EXERCISE INSTRUCTIONS: Every record below should be printed exactly as given.

PROVIDED DATA:
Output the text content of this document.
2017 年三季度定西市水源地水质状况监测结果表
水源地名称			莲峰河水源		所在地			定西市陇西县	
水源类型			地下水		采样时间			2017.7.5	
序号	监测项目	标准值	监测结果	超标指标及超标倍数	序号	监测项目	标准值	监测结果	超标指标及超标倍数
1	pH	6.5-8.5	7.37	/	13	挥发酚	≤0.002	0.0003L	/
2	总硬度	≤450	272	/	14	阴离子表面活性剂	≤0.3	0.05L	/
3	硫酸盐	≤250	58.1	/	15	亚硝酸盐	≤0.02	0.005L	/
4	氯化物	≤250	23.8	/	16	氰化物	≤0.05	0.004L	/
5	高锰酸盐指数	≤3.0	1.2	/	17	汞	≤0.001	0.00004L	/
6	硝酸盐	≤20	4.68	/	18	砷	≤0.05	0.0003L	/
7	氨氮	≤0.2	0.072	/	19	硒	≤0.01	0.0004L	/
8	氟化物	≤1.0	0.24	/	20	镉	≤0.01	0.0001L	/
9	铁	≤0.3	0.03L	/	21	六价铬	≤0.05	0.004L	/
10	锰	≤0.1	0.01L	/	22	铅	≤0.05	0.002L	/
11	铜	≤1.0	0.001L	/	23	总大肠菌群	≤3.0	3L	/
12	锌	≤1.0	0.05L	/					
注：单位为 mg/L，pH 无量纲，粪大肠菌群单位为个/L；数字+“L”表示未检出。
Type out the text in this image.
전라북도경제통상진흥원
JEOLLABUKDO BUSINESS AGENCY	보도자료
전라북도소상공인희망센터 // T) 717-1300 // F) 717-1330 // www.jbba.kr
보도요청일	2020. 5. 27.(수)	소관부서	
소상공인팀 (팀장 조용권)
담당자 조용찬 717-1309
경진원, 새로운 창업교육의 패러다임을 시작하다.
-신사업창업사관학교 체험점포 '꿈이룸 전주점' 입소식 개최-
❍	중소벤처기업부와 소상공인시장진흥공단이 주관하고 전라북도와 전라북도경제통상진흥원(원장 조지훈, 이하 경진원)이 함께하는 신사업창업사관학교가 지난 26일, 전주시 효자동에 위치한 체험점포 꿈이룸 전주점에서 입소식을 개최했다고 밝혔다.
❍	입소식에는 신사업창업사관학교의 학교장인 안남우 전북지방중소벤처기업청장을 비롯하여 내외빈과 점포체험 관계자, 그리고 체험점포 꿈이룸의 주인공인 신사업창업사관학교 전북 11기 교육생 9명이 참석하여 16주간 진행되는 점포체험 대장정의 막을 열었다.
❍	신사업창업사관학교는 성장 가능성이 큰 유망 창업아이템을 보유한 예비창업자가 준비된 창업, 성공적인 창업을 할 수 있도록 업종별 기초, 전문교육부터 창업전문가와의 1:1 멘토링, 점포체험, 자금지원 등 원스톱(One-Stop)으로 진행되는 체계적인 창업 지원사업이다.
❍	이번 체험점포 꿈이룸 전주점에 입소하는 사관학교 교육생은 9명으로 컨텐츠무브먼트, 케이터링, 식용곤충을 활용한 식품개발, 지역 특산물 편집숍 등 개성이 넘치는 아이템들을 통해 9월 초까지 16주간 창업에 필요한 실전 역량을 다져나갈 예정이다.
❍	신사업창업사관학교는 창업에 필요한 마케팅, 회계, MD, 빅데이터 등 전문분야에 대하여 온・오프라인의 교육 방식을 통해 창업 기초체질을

SOLUTION BELOW:
Output the text content of this document.
2017 年三季度定西市水源地水质状况监测结果表
水源地名称			莲峰河水源		所在地			定西市陇西县	
水源类型			地下水		采样时间			2017.7.5	
序号	监测项目	标准值	监测结果	超标指标及超标倍数	序号	监测项目	标准值	监测结果	超标指标及超标倍数
1	pH	6.5-8.5	7.37	/	13	挥发酚	≤0.002	0.0003L	/
2	总硬度	≤450	272	/	14	阴离子表面活性剂	≤0.3	0.05L	/
3	硫酸盐	≤250	58.1	/	15	亚硝酸盐	≤0.02	0.005L	/
4	氯化物	≤250	23.8	/	16	氰化物	≤0.05	0.004L	/
5	高锰酸盐指数	≤3.0	1.2	/	17	汞	≤0.001	0.00004L	/
6	硝酸盐	≤20	4.68	/	18	砷	≤0.05	0.0003L	/
7	氨氮	≤0.2	0.072	/	19	硒	≤0.01	0.0004L	/
8	氟化物	≤1.0	0.24	/	20	镉	≤0.01	0.0001L	/
9	铁	≤0.3	0.03L	/	21	六价铬	≤0.05	0.004L	/
10	锰	≤0.1	0.01L	/	22	铅	≤0.05	0.002L	/
11	铜	≤1.0	0.001L	/	23	总大肠菌群	≤3.0	3L	/
12	锌	≤1.0	0.05L	/					
注：单位为 mg/L，pH 无量纲，粪大肠菌群单位为个/L；数字+“L”表示未检出。
Type out the text in this image.
전라북도경제통상진흥원
JEOLLABUKDO BUSINESS AGENCY	보도자료
전라북도소상공인희망센터 // T) 717-1300 // F) 717-1330 // www.jbba.kr
보도요청일	2020. 5. 27.(수)	소관부서	
소상공인팀 (팀장 조용권)
담당자 조용찬 717-1309
경진원, 새로운 창업교육의 패러다임을 시작하다.
-신사업창업사관학교 체험점포 '꿈이룸 전주점' 입소식 개최-
❍	중소벤처기업부와 소상공인시장진흥공단이 주관하고 전라북도와 전라북도경제통상진흥원(원장 조지훈, 이하 경진원)이 함께하는 신사업창업사관학교가 지난 26일, 전주시 효자동에 위치한 체험점포 꿈이룸 전주점에서 입소식을 개최했다고 밝혔다.
❍	입소식에는 신사업창업사관학교의 학교장인 안남우 전북지방중소벤처기업청장을 비롯하여 내외빈과 점포체험 관계자, 그리고 체험점포 꿈이룸의 주인공인 신사업창업사관학교 전북 11기 교육생 9명이 참석하여 16주간 진행되는 점포체험 대장정의 막을 열었다.
❍	신사업창업사관학교는 성장 가능성이 큰 유망 창업아이템을 보유한 예비창업자가 준비된 창업, 성공적인 창업을 할 수 있도록 업종별 기초, 전문교육부터 창업전문가와의 1:1 멘토링, 점포체험, 자금지원 등 원스톱(One-Stop)으로 진행되는 체계적인 창업 지원사업이다.
❍	이번 체험점포 꿈이룸 전주점에 입소하는 사관학교 교육생은 9명으로 컨텐츠무브먼트, 케이터링, 식용곤충을 활용한 식품개발, 지역 특산물 편집숍 등 개성이 넘치는 아이템들을 통해 9월 초까지 16주간 창업에 필요한 실전 역량을 다져나갈 예정이다.
❍	신사업창업사관학교는 창업에 필요한 마케팅, 회계, MD, 빅데이터 등 전문분야에 대하여 온・오프라인의 교육 방식을 통해 창업 기초체질을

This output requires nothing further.